▸ Given information:
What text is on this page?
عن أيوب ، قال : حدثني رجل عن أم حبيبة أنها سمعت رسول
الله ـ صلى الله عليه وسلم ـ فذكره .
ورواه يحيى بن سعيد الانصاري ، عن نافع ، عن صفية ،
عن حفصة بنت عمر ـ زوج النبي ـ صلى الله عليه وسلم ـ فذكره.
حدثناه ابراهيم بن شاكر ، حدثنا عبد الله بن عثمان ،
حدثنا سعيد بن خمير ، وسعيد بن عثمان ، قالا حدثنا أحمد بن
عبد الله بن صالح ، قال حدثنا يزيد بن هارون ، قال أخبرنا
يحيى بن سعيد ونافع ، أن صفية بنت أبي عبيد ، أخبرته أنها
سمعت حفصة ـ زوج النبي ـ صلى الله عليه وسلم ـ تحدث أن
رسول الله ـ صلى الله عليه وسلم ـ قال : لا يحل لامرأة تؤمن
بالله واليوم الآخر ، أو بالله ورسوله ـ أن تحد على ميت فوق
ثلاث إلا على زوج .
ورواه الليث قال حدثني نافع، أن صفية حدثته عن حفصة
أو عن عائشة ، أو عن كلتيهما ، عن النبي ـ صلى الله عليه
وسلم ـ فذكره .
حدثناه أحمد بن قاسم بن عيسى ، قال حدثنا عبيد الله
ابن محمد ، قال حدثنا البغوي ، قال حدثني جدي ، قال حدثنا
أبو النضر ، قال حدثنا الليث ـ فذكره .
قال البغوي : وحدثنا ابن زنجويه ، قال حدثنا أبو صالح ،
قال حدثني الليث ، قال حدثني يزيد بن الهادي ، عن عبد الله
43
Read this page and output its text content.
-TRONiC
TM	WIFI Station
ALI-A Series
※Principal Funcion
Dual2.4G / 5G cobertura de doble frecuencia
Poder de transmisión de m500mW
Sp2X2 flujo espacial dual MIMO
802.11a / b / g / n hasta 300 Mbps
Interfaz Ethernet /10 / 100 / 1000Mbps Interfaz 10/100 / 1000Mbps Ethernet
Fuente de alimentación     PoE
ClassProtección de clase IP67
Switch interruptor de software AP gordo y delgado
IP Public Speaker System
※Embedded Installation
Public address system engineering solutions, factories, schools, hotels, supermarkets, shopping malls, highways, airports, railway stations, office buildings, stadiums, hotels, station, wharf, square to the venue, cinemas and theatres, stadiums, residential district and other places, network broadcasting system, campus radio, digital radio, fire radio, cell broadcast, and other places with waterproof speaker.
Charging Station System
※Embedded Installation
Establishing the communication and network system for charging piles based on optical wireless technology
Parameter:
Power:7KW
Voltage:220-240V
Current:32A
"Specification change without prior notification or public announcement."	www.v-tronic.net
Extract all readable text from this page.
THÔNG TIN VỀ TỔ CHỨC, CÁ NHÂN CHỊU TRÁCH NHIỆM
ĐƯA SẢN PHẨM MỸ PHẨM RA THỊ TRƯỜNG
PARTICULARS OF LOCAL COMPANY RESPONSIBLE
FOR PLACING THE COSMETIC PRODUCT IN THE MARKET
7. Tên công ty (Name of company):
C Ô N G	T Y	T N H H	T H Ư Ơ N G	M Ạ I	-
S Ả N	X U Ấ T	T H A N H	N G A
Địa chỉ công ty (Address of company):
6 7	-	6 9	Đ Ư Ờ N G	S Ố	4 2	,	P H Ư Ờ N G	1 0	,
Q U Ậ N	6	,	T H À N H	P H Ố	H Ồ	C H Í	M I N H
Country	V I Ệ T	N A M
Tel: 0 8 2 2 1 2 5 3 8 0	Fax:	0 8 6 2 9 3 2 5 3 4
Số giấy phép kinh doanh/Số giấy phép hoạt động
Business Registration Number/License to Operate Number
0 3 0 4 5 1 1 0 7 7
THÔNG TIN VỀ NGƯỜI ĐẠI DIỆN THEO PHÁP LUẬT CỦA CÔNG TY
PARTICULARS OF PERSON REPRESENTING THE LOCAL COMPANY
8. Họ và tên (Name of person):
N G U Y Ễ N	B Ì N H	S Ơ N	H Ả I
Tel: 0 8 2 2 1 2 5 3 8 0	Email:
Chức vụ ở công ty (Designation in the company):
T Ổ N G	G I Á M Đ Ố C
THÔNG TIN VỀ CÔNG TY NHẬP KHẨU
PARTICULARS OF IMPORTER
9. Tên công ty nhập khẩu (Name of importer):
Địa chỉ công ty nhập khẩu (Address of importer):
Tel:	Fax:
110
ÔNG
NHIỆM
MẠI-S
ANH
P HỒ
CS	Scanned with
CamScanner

▸ Aim: All the entries above need to be reproduced exactly.

▸ Response:
What text is on this page?
عن أيوب ، قال : حدثني رجل عن أم حبيبة أنها سمعت رسول
الله ـ صلى الله عليه وسلم ـ فذكره .
ورواه يحيى بن سعيد الانصاري ، عن نافع ، عن صفية ،
عن حفصة بنت عمر ـ زوج النبي ـ صلى الله عليه وسلم ـ فذكره.
حدثناه ابراهيم بن شاكر ، حدثنا عبد الله بن عثمان ،
حدثنا سعيد بن خمير ، وسعيد بن عثمان ، قالا حدثنا أحمد بن
عبد الله بن صالح ، قال حدثنا يزيد بن هارون ، قال أخبرنا
يحيى بن سعيد ونافع ، أن صفية بنت أبي عبيد ، أخبرته أنها
سمعت حفصة ـ زوج النبي ـ صلى الله عليه وسلم ـ تحدث أن
رسول الله ـ صلى الله عليه وسلم ـ قال : لا يحل لامرأة تؤمن
بالله واليوم الآخر ، أو بالله ورسوله ـ أن تحد على ميت فوق
ثلاث إلا على زوج .
ورواه الليث قال حدثني نافع، أن صفية حدثته عن حفصة
أو عن عائشة ، أو عن كلتيهما ، عن النبي ـ صلى الله عليه
وسلم ـ فذكره .
حدثناه أحمد بن قاسم بن عيسى ، قال حدثنا عبيد الله
ابن محمد ، قال حدثنا البغوي ، قال حدثني جدي ، قال حدثنا
أبو النضر ، قال حدثنا الليث ـ فذكره .
قال البغوي : وحدثنا ابن زنجويه ، قال حدثنا أبو صالح ،
قال حدثني الليث ، قال حدثني يزيد بن الهادي ، عن عبد الله
43
Read this page and output its text content.
-TRONiC
TM	WIFI Station
ALI-A Series
※Principal Funcion
Dual2.4G / 5G cobertura de doble frecuencia
Poder de transmisión de m500mW
Sp2X2 flujo espacial dual MIMO
802.11a / b / g / n hasta 300 Mbps
Interfaz Ethernet /10 / 100 / 1000Mbps Interfaz 10/100 / 1000Mbps Ethernet
Fuente de alimentación     PoE
ClassProtección de clase IP67
Switch interruptor de software AP gordo y delgado
IP Public Speaker System
※Embedded Installation
Public address system engineering solutions, factories, schools, hotels, supermarkets, shopping malls, highways, airports, railway stations, office buildings, stadiums, hotels, station, wharf, square to the venue, cinemas and theatres, stadiums, residential district and other places, network broadcasting system, campus radio, digital radio, fire radio, cell broadcast, and other places with waterproof speaker.
Charging Station System
※Embedded Installation
Establishing the communication and network system for charging piles based on optical wireless technology
Parameter:
Power:7KW
Voltage:220-240V
Current:32A
"Specification change without prior notification or public announcement."	www.v-tronic.net
Extract all readable text from this page.
THÔNG TIN VỀ TỔ CHỨC, CÁ NHÂN CHỊU TRÁCH NHIỆM
ĐƯA SẢN PHẨM MỸ PHẨM RA THỊ TRƯỜNG
PARTICULARS OF LOCAL COMPANY RESPONSIBLE
FOR PLACING THE COSMETIC PRODUCT IN THE MARKET
7. Tên công ty (Name of company):
C Ô N G	T Y	T N H H	T H Ư Ơ N G	M Ạ I	-
S Ả N	X U Ấ T	T H A N H	N G A
Địa chỉ công ty (Address of company):
6 7	-	6 9	Đ Ư Ờ N G	S Ố	4 2	,	P H Ư Ờ N G	1 0	,
Q U Ậ N	6	,	T H À N H	P H Ố	H Ồ	C H Í	M I N H
Country	V I Ệ T	N A M
Tel: 0 8 2 2 1 2 5 3 8 0	Fax:	0 8 6 2 9 3 2 5 3 4
Số giấy phép kinh doanh/Số giấy phép hoạt động
Business Registration Number/License to Operate Number
0 3 0 4 5 1 1 0 7 7
THÔNG TIN VỀ NGƯỜI ĐẠI DIỆN THEO PHÁP LUẬT CỦA CÔNG TY
PARTICULARS OF PERSON REPRESENTING THE LOCAL COMPANY
8. Họ và tên (Name of person):
N G U Y Ễ N	B Ì N H	S Ơ N	H Ả I
Tel: 0 8 2 2 1 2 5 3 8 0	Email:
Chức vụ ở công ty (Designation in the company):
T Ổ N G	G I Á M Đ Ố C
THÔNG TIN VỀ CÔNG TY NHẬP KHẨU
PARTICULARS OF IMPORTER
9. Tên công ty nhập khẩu (Name of importer):
Địa chỉ công ty nhập khẩu (Address of importer):
Tel:	Fax:
110
ÔNG
NHIỆM
MẠI-S
ANH
P HỒ
CS	Scanned with
CamScanner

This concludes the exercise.